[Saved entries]

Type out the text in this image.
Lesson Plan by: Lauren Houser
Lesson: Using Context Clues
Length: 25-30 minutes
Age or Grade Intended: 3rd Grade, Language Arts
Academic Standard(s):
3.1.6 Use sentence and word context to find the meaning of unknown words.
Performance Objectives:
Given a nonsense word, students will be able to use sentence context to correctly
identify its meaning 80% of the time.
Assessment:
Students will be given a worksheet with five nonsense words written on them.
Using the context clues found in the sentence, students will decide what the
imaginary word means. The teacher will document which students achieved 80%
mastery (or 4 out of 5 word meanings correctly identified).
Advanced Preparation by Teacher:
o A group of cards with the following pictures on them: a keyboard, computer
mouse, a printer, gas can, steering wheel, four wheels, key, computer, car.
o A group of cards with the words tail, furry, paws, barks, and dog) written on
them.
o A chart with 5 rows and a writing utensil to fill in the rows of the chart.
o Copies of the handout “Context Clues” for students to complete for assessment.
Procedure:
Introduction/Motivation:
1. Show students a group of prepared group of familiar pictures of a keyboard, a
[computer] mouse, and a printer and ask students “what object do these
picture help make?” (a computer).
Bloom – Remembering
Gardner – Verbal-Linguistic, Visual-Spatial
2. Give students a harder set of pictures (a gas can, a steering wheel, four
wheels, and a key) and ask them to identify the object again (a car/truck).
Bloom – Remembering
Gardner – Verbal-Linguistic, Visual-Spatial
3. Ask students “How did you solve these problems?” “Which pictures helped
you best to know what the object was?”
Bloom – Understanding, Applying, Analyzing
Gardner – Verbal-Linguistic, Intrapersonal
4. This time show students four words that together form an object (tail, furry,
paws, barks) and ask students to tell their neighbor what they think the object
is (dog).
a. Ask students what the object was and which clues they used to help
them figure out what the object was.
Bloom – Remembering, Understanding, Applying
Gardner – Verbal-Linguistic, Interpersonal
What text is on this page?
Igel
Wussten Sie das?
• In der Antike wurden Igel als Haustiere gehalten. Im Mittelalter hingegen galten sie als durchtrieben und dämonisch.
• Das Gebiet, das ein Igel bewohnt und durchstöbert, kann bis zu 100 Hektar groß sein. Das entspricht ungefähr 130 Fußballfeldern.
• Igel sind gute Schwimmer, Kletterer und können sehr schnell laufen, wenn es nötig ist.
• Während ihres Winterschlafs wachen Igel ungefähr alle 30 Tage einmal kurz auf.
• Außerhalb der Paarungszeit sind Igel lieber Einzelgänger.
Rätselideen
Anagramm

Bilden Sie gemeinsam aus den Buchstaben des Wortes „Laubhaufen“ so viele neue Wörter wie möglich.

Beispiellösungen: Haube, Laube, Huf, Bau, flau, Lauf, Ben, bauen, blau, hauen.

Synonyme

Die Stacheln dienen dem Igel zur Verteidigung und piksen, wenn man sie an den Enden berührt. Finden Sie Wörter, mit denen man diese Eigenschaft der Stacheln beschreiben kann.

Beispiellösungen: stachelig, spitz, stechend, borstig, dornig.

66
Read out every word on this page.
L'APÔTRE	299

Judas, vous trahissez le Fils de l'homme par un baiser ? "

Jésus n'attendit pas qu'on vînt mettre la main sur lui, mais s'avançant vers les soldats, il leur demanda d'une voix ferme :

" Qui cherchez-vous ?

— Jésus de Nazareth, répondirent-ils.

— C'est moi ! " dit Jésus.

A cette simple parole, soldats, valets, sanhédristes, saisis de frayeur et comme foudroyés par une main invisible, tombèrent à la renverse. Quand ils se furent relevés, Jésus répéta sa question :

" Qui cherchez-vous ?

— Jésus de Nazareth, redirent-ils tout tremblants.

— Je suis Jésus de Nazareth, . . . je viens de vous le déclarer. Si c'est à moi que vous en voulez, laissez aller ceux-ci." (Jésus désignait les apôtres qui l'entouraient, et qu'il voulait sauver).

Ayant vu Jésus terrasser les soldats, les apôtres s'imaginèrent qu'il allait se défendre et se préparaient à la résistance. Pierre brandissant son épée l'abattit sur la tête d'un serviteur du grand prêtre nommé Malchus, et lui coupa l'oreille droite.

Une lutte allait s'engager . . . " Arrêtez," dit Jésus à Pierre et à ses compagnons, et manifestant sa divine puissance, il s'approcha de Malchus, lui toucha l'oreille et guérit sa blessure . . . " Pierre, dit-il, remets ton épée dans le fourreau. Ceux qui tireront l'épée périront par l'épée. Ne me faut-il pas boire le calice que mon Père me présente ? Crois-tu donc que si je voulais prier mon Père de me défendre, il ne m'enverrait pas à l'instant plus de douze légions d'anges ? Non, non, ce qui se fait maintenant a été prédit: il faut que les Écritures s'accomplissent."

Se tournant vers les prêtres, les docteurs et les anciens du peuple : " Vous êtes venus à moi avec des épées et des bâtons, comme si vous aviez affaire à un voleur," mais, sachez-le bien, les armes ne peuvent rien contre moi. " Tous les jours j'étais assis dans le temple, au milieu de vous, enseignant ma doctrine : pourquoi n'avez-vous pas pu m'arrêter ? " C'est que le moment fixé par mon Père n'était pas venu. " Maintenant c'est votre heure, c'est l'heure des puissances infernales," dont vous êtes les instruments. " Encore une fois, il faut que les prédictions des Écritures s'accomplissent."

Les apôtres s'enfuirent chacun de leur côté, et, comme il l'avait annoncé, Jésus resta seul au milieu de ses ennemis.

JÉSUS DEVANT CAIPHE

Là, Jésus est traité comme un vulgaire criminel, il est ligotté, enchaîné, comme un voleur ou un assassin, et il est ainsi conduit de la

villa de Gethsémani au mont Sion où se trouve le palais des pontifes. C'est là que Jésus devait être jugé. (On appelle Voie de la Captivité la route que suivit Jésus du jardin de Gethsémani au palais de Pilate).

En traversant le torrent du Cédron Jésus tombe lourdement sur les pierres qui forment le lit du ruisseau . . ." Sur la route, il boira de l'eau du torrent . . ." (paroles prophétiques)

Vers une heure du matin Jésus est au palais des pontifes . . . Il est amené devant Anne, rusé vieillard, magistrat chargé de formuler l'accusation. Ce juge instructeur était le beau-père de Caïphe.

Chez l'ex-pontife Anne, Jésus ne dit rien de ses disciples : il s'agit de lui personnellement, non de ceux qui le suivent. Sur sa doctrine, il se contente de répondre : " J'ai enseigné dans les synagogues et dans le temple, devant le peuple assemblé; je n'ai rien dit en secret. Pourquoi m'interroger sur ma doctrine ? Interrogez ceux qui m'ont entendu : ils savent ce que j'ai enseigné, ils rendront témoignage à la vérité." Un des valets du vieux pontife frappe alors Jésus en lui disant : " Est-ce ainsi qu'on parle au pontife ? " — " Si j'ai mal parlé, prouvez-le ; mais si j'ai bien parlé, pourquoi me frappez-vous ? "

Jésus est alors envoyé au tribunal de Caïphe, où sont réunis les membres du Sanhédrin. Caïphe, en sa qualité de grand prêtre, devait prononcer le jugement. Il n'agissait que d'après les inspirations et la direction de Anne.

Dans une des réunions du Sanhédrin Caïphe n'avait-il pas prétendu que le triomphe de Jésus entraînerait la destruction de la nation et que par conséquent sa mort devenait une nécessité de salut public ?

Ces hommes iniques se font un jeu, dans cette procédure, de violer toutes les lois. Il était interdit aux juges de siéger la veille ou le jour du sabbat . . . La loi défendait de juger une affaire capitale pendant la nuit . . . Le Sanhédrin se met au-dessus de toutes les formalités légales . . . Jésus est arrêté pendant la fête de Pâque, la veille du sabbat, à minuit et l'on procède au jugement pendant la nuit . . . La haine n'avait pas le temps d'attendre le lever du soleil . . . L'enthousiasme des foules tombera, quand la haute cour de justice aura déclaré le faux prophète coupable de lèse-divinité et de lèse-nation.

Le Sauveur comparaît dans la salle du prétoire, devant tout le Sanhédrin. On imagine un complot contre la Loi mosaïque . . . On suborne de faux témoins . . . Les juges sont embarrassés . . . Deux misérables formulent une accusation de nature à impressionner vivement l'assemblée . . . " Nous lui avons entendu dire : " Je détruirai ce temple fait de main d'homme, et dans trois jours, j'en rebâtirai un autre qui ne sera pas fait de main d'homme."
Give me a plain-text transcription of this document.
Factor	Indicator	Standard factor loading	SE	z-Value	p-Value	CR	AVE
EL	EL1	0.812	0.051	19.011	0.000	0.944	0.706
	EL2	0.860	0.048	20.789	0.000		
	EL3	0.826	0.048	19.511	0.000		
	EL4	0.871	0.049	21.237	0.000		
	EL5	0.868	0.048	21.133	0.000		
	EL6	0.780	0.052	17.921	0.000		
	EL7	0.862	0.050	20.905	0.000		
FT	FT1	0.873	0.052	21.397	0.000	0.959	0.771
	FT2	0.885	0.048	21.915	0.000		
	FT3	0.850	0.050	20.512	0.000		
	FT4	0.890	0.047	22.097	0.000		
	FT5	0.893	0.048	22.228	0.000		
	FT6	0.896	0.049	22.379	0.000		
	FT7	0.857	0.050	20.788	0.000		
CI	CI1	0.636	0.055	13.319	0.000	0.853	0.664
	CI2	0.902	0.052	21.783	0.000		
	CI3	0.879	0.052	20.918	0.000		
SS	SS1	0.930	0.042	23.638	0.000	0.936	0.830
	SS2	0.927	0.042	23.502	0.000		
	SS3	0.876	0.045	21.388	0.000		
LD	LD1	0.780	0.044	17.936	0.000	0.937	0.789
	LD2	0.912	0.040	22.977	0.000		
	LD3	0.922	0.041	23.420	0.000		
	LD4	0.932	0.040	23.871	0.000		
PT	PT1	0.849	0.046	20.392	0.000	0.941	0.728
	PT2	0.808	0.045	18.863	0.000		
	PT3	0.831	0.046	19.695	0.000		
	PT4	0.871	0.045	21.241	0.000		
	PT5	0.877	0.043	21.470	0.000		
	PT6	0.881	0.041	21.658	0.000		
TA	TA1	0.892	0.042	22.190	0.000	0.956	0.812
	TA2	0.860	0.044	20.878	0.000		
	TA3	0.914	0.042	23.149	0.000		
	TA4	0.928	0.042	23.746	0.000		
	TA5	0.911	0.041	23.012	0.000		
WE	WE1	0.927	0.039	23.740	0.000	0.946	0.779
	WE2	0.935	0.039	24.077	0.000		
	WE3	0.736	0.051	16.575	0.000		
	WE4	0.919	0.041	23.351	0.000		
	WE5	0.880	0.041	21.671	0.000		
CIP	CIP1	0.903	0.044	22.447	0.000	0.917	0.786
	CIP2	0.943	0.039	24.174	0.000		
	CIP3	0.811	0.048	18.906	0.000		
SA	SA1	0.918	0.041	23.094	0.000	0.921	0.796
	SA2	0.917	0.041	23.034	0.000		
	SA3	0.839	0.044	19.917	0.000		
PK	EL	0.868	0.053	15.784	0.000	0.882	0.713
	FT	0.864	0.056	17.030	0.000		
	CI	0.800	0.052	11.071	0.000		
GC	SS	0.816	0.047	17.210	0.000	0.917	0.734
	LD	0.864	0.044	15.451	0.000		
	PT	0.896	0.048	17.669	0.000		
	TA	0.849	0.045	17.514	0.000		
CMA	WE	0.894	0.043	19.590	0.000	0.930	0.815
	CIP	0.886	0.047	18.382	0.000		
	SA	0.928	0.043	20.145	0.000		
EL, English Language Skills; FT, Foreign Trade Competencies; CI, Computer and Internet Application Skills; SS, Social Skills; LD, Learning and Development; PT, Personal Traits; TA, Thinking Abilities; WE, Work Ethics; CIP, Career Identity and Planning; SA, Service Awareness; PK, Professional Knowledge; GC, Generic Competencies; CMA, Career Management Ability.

▶ _AIM OF THE TASK_: Copy out every line from the records that has the word "sind".

▶ _FULL RESPONSE_:
• Igel sind gute Schwimmer, Kletterer und können sehr schnell laufen, wenn es nötig ist.
• Außerhalb der Paarungszeit sind Igel lieber Einzelgänger.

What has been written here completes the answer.